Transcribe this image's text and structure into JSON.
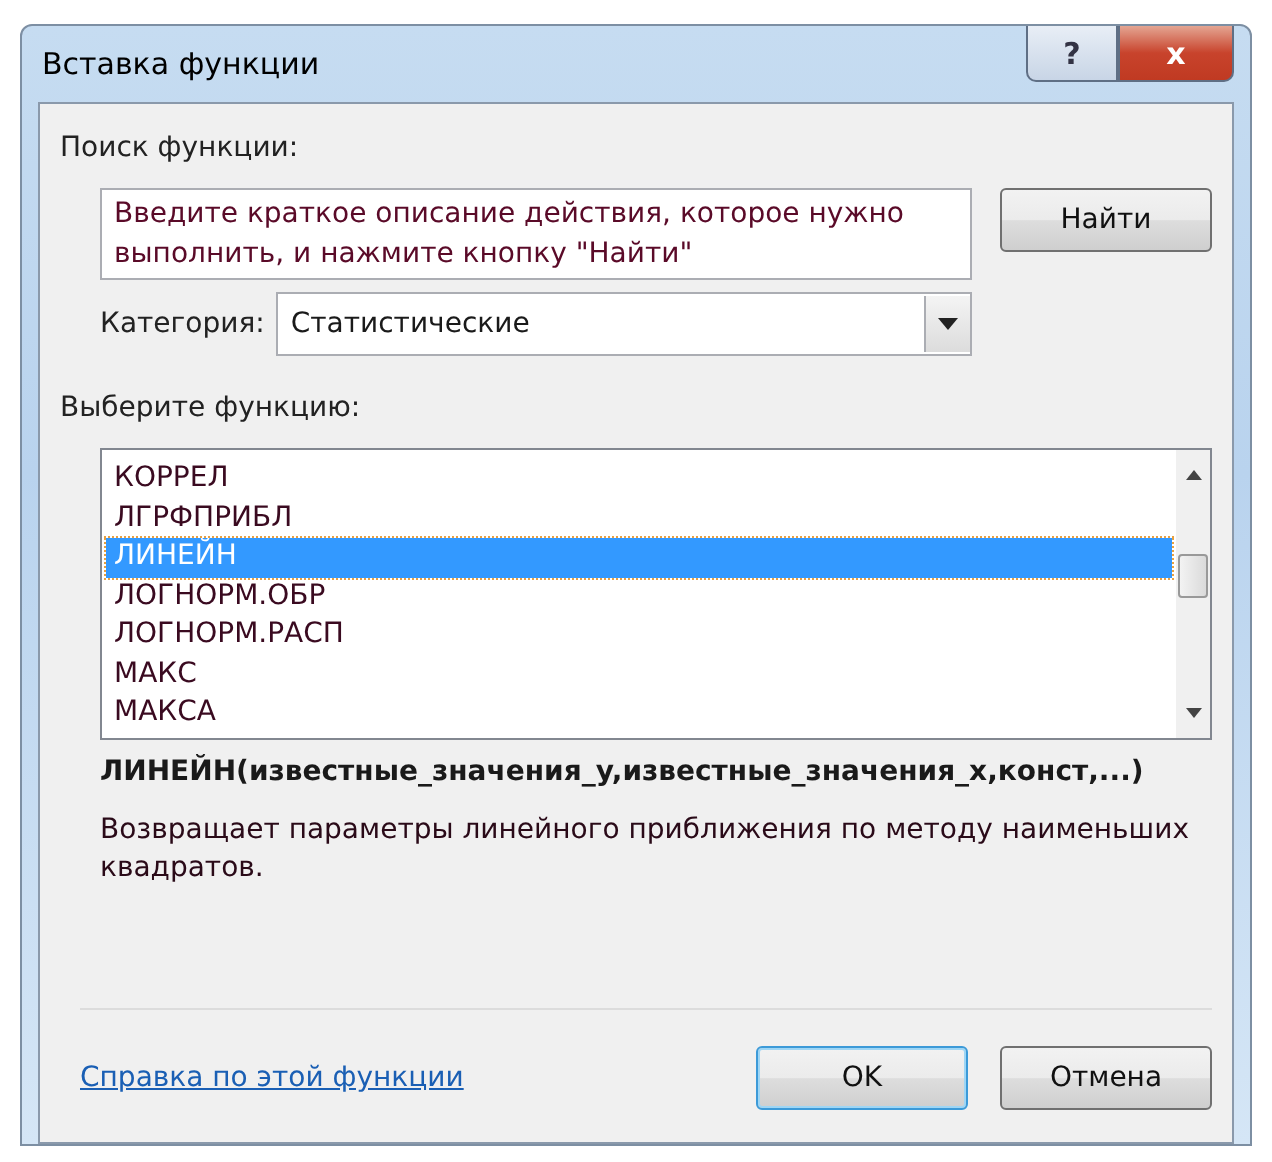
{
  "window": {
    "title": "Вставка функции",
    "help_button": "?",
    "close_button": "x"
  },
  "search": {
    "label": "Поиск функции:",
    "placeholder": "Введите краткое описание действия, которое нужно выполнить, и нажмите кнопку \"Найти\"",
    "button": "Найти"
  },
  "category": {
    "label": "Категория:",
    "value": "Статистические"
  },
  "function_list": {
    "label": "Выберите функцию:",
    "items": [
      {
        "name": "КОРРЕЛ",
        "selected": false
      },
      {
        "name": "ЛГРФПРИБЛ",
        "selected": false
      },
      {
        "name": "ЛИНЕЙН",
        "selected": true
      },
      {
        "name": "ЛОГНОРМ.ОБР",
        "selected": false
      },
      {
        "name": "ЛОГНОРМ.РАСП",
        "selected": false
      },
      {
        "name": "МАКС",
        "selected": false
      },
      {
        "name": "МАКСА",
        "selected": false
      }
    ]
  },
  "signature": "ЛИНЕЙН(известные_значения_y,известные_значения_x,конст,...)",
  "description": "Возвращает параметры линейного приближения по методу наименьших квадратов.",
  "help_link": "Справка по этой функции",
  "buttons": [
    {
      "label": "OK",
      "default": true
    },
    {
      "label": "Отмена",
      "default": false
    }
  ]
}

--

WHAT YOU SHOULD DO: Each entry above is to be written out again unchanged, apart from the pictures, which are left out.

RESULT OF THIS TASK:
Transcribe this image's text and structure into JSON.
{
  "window": {
    "title": "Вставка функции",
    "help_button": "?",
    "close_button": "x"
  },
  "search": {
    "label": "Поиск функции:",
    "placeholder": "Введите краткое описание действия, которое нужно выполнить, и нажмите кнопку \"Найти\"",
    "button": "Найти"
  },
  "category": {
    "label": "Категория:",
    "value": "Статистические"
  },
  "function_list": {
    "label": "Выберите функцию:",
    "items": [
      {
        "name": "КОРРЕЛ",
        "selected": false
      },
      {
        "name": "ЛГРФПРИБЛ",
        "selected": false
      },
      {
        "name": "ЛИНЕЙН",
        "selected": true
      },
      {
        "name": "ЛОГНОРМ.ОБР",
        "selected": false
      },
      {
        "name": "ЛОГНОРМ.РАСП",
        "selected": false
      },
      {
        "name": "МАКС",
        "selected": false
      },
      {
        "name": "МАКСА",
        "selected": false
      }
    ]
  },
  "signature": "ЛИНЕЙН(известные_значения_y,известные_значения_x,конст,...)",
  "description": "Возвращает параметры линейного приближения по методу наименьших квадратов.",
  "help_link": "Справка по этой функции",
  "buttons": [
    {
      "label": "OK",
      "default": true
    },
    {
      "label": "Отмена",
      "default": false
    }
  ]
}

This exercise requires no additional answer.